• WHAT YOU NEED TO DO: Repeat each record exactly as written, and drop any images.

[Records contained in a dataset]
=-=-=
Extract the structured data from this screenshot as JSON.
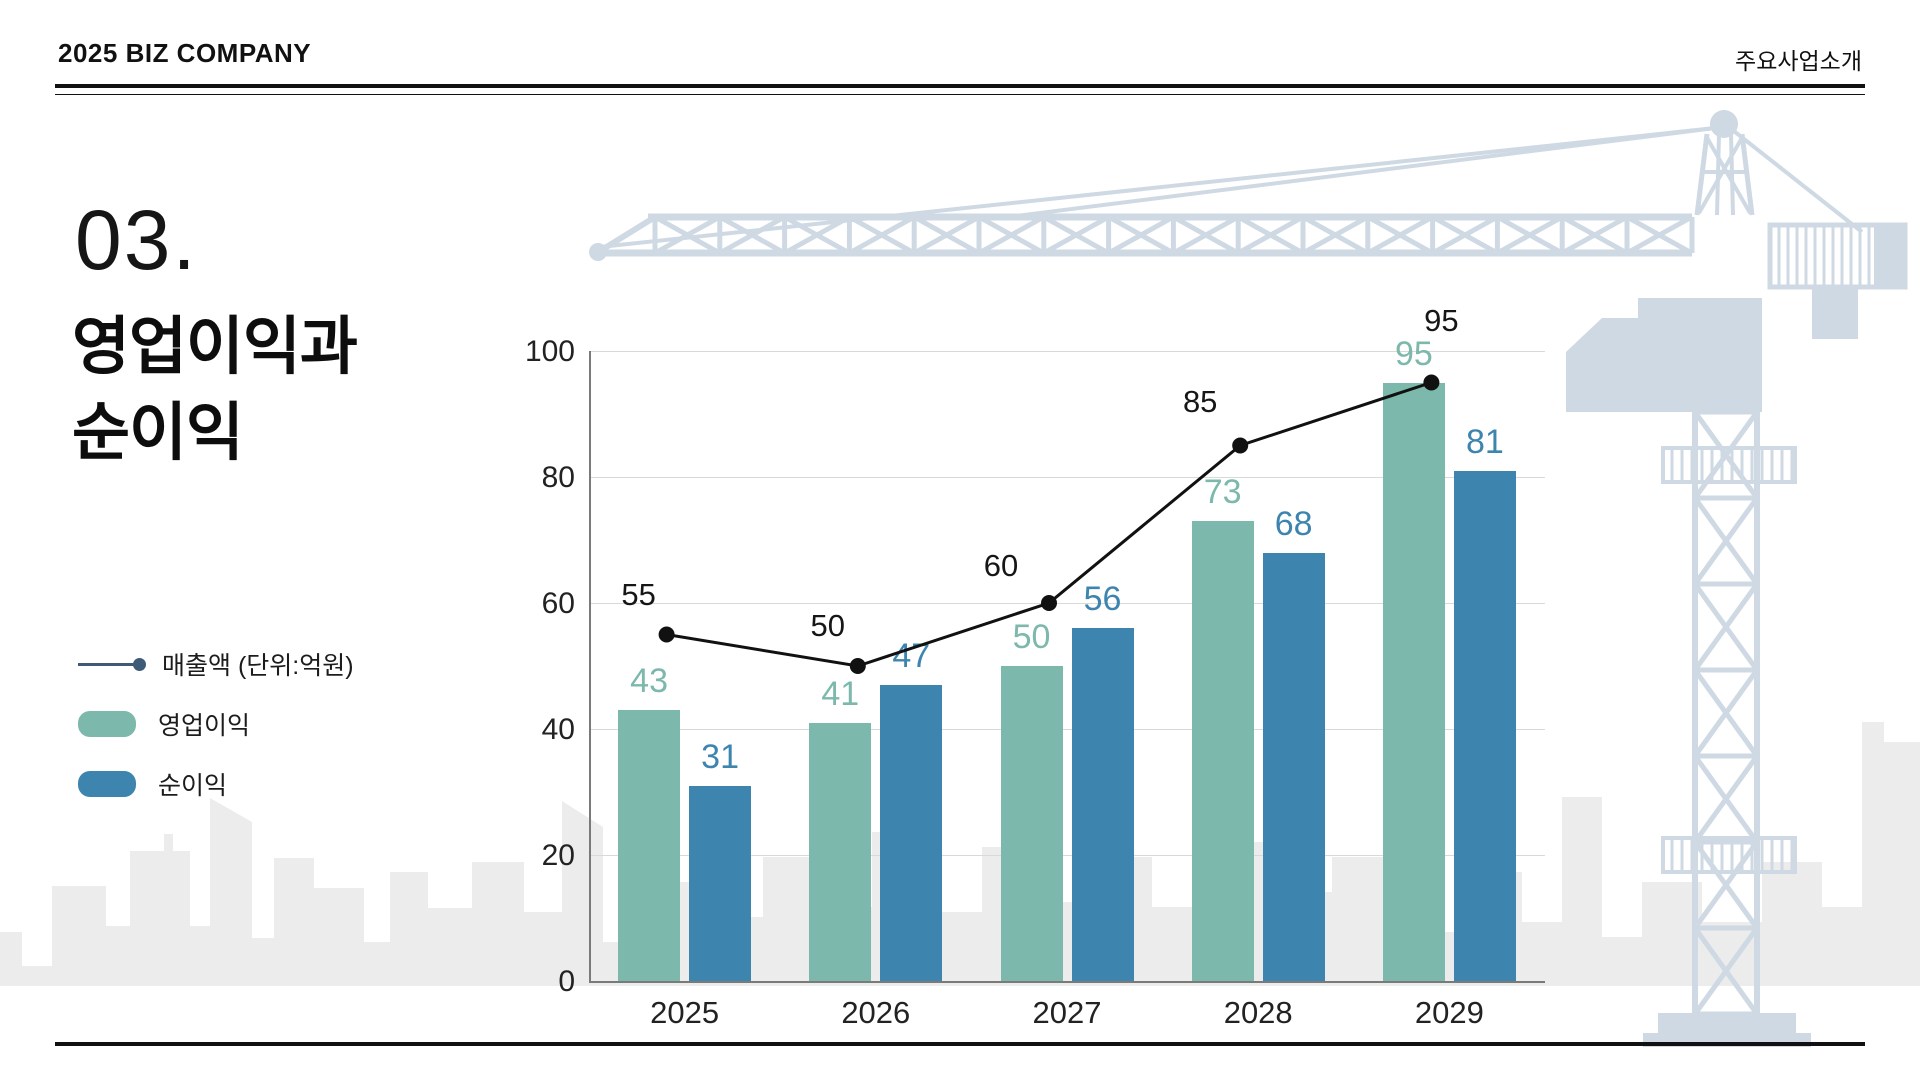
{
  "header": {
    "company": "2025 BIZ COMPANY",
    "section": "주요사업소개"
  },
  "title": {
    "number": "03.",
    "line1": "영업이익과",
    "line2": "순이익"
  },
  "legend": {
    "items": [
      {
        "type": "line",
        "label": "매출액 (단위:억원)",
        "color": "#3e5a77"
      },
      {
        "type": "swatch",
        "label": "영업이익",
        "color": "#7cb8ab"
      },
      {
        "type": "swatch",
        "label": "순이익",
        "color": "#3d85ae"
      }
    ]
  },
  "chart_data": {
    "type": "bar",
    "subtype": "grouped-bars-with-line",
    "categories": [
      "2025",
      "2026",
      "2027",
      "2028",
      "2029"
    ],
    "series": [
      {
        "name": "영업이익",
        "type": "bar",
        "color": "#7cb8ab",
        "values": [
          43,
          41,
          50,
          73,
          95
        ]
      },
      {
        "name": "순이익",
        "type": "bar",
        "color": "#3d85ae",
        "values": [
          31,
          47,
          56,
          68,
          81
        ]
      },
      {
        "name": "매출액 (단위:억원)",
        "type": "line",
        "color": "#111111",
        "point_color": "#111111",
        "values": [
          55,
          50,
          60,
          85,
          95
        ]
      }
    ],
    "ylim": [
      0,
      100
    ],
    "yticks": [
      0,
      20,
      40,
      60,
      80,
      100
    ],
    "grid": true,
    "legend_position": "left",
    "value_labels": true
  },
  "colors": {
    "grid": "#d9d9d9",
    "axis": "#7a7a7a",
    "skyline": "#ececec",
    "crane": "#cfd9e3",
    "rule": "#111111"
  }
}
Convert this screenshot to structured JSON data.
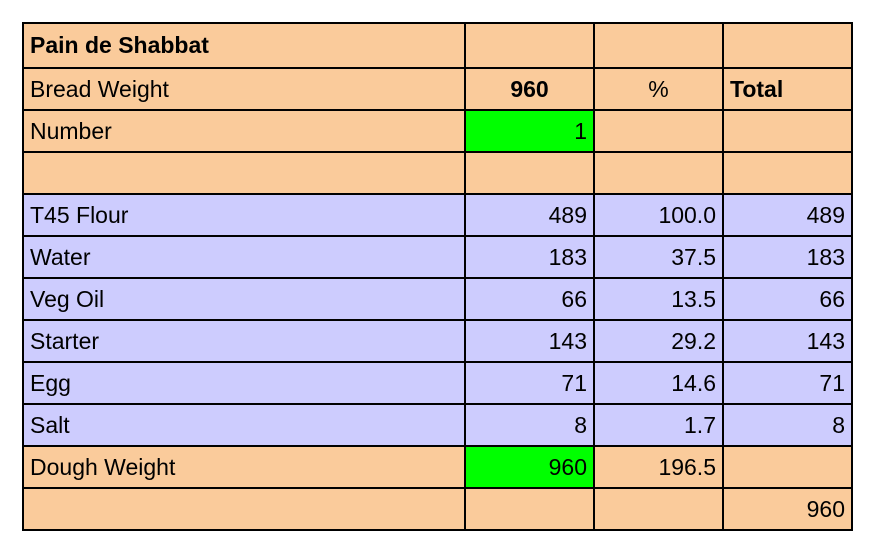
{
  "title": "Pain de Shabbat",
  "colors": {
    "orange": "#FACB9B",
    "lavender": "#CDCCFE",
    "green": "#00FF00"
  },
  "header_row": {
    "label": "Bread Weight",
    "weight": "960",
    "pct_label": "%",
    "total_label": "Total"
  },
  "number_row": {
    "label": "Number",
    "value": "1"
  },
  "ingredients": [
    {
      "name": "T45 Flour",
      "weight": "489",
      "pct": "100.0",
      "total": "489"
    },
    {
      "name": "Water",
      "weight": "183",
      "pct": "37.5",
      "total": "183"
    },
    {
      "name": "Veg Oil",
      "weight": "66",
      "pct": "13.5",
      "total": "66"
    },
    {
      "name": "Starter",
      "weight": "143",
      "pct": "29.2",
      "total": "143"
    },
    {
      "name": "Egg",
      "weight": "71",
      "pct": "14.6",
      "total": "71"
    },
    {
      "name": "Salt",
      "weight": "8",
      "pct": "1.7",
      "total": "8"
    }
  ],
  "dough_row": {
    "label": "Dough Weight",
    "weight": "960",
    "pct": "196.5"
  },
  "final_total": "960"
}
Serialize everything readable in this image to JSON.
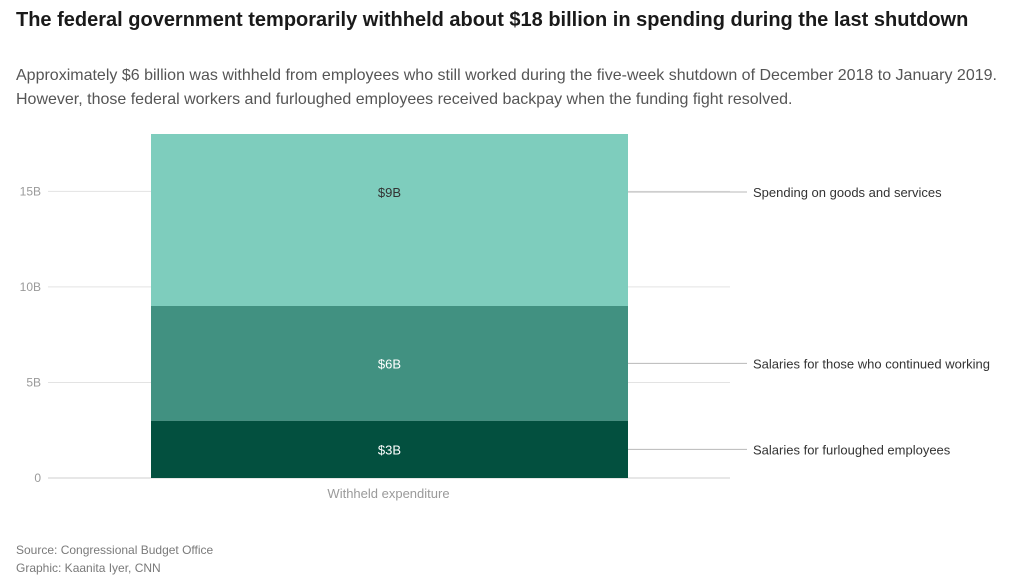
{
  "header": {
    "title": "The federal government temporarily withheld about $18 billion in spending during the last shutdown",
    "subtitle": "Approximately $6 billion was withheld from employees who still worked during the five-week shutdown of December 2018 to January 2019. However, those federal workers and furloughed employees received backpay when the funding fight resolved."
  },
  "footer": {
    "source": "Source: Congressional Budget Office",
    "credit": "Graphic: Kaanita Iyer, CNN"
  },
  "colors": {
    "grid": "#e3e3e3",
    "axis_text": "#9a9a9a",
    "leader": "#b8b8b8",
    "label_text": "#333333"
  },
  "chart_data": {
    "type": "bar",
    "stacked": true,
    "title": "The federal government temporarily withheld about $18 billion in spending during the last shutdown",
    "categories": [
      "Withheld expenditure"
    ],
    "xlabel": "",
    "ylabel": "",
    "ylim": [
      0,
      18
    ],
    "yticks": [
      0,
      5,
      10,
      15
    ],
    "ytick_labels": [
      "0",
      "5B",
      "10B",
      "15B"
    ],
    "grid": true,
    "legend": "right",
    "series": [
      {
        "name": "Salaries for furloughed employees",
        "values": [
          3
        ],
        "label": "$3B",
        "color": "#03503f",
        "text_color": "#ffffff"
      },
      {
        "name": "Salaries for those who continued working",
        "values": [
          6
        ],
        "label": "$6B",
        "color": "#419181",
        "text_color": "#ffffff"
      },
      {
        "name": "Spending on goods and services",
        "values": [
          9
        ],
        "label": "$9B",
        "color": "#7ecdbd",
        "text_color": "#333333"
      }
    ]
  }
}
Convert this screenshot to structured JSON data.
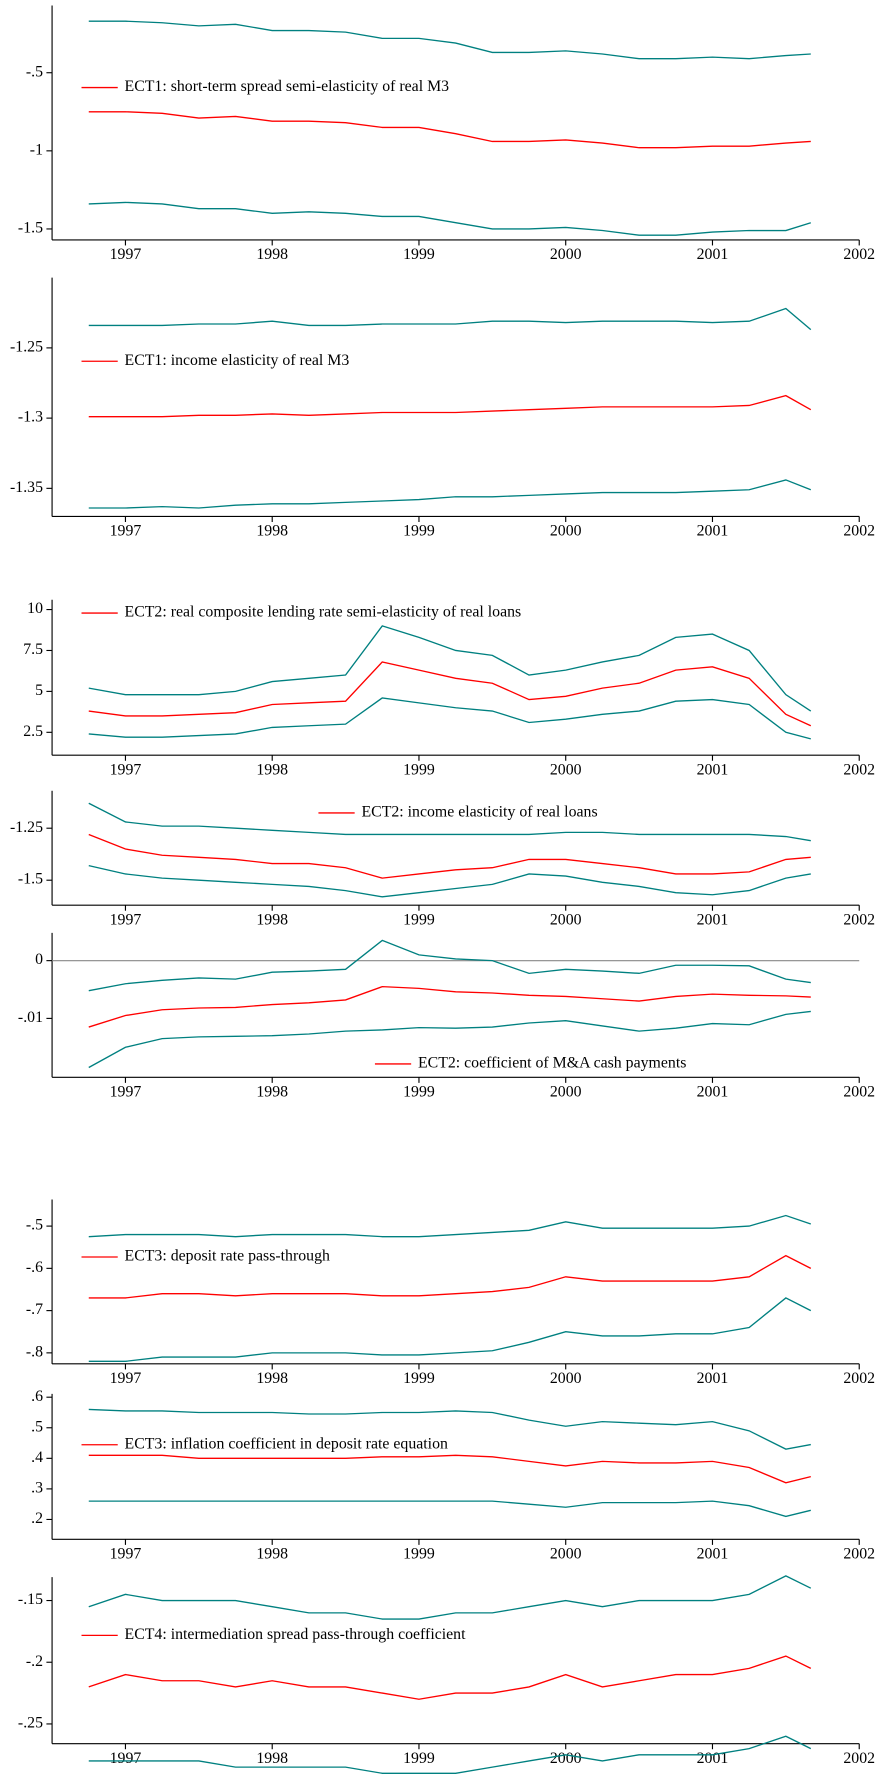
=-=-=
• SOLUTION FOR THIS TASK:
Extract the structured data from this screenshot as JSON.
{
  "header": {
    "company": "2025 BIZ COMPANY",
    "section": "주요사업소개"
  },
  "title": {
    "number": "03.",
    "line1": "영업이익과",
    "line2": "순이익"
  },
  "legend": {
    "items": [
      {
        "type": "line",
        "label": "매출액 (단위:억원)",
        "color": "#3e5a77"
      },
      {
        "type": "swatch",
        "label": "영업이익",
        "color": "#7cb8ab"
      },
      {
        "type": "swatch",
        "label": "순이익",
        "color": "#3d85ae"
      }
    ]
  },
  "chart_data": {
    "type": "bar",
    "subtype": "grouped-bars-with-line",
    "categories": [
      "2025",
      "2026",
      "2027",
      "2028",
      "2029"
    ],
    "series": [
      {
        "name": "영업이익",
        "type": "bar",
        "color": "#7cb8ab",
        "values": [
          43,
          41,
          50,
          73,
          95
        ]
      },
      {
        "name": "순이익",
        "type": "bar",
        "color": "#3d85ae",
        "values": [
          31,
          47,
          56,
          68,
          81
        ]
      },
      {
        "name": "매출액 (단위:억원)",
        "type": "line",
        "color": "#111111",
        "point_color": "#111111",
        "values": [
          55,
          50,
          60,
          85,
          95
        ]
      }
    ],
    "ylim": [
      0,
      100
    ],
    "yticks": [
      0,
      20,
      40,
      60,
      80,
      100
    ],
    "grid": true,
    "legend_position": "left",
    "value_labels": true
  },
  "colors": {
    "grid": "#d9d9d9",
    "axis": "#7a7a7a",
    "skyline": "#ececec",
    "crane": "#cfd9e3",
    "rule": "#111111"
  }
}
Convert this screenshot to structured JSON data.
{
  "title": "Pain de Shabbat",
  "colors": {
    "orange": "#FACB9B",
    "lavender": "#CDCCFE",
    "green": "#00FF00"
  },
  "header_row": {
    "label": "Bread Weight",
    "weight": "960",
    "pct_label": "%",
    "total_label": "Total"
  },
  "number_row": {
    "label": "Number",
    "value": "1"
  },
  "ingredients": [
    {
      "name": "T45 Flour",
      "weight": "489",
      "pct": "100.0",
      "total": "489"
    },
    {
      "name": "Water",
      "weight": "183",
      "pct": "37.5",
      "total": "183"
    },
    {
      "name": "Veg Oil",
      "weight": "66",
      "pct": "13.5",
      "total": "66"
    },
    {
      "name": "Starter",
      "weight": "143",
      "pct": "29.2",
      "total": "143"
    },
    {
      "name": "Egg",
      "weight": "71",
      "pct": "14.6",
      "total": "71"
    },
    {
      "name": "Salt",
      "weight": "8",
      "pct": "1.7",
      "total": "8"
    }
  ],
  "dough_row": {
    "label": "Dough Weight",
    "weight": "960",
    "pct": "196.5"
  },
  "final_total": "960"
}
Serialize everything readable in this image to JSON.
{
  "header": {
    "title": "The federal government temporarily withheld about $18 billion in spending during the last shutdown",
    "subtitle": "Approximately $6 billion was withheld from employees who still worked during the five-week shutdown of December 2018 to January 2019. However, those federal workers and furloughed employees received backpay when the funding fight resolved."
  },
  "footer": {
    "source": "Source: Congressional Budget Office",
    "credit": "Graphic: Kaanita Iyer, CNN"
  },
  "colors": {
    "grid": "#e3e3e3",
    "axis_text": "#9a9a9a",
    "leader": "#b8b8b8",
    "label_text": "#333333"
  },
  "chart_data": {
    "type": "bar",
    "stacked": true,
    "title": "The federal government temporarily withheld about $18 billion in spending during the last shutdown",
    "categories": [
      "Withheld expenditure"
    ],
    "xlabel": "",
    "ylabel": "",
    "ylim": [
      0,
      18
    ],
    "yticks": [
      0,
      5,
      10,
      15
    ],
    "ytick_labels": [
      "0",
      "5B",
      "10B",
      "15B"
    ],
    "grid": true,
    "legend": "right",
    "series": [
      {
        "name": "Salaries for furloughed employees",
        "values": [
          3
        ],
        "label": "$3B",
        "color": "#03503f",
        "text_color": "#ffffff"
      },
      {
        "name": "Salaries for those who continued working",
        "values": [
          6
        ],
        "label": "$6B",
        "color": "#419181",
        "text_color": "#ffffff"
      },
      {
        "name": "Spending on goods and services",
        "values": [
          9
        ],
        "label": "$9B",
        "color": "#7ecdbd",
        "text_color": "#333333"
      }
    ]
  }
}
Convert this screenshot to structured JSON data.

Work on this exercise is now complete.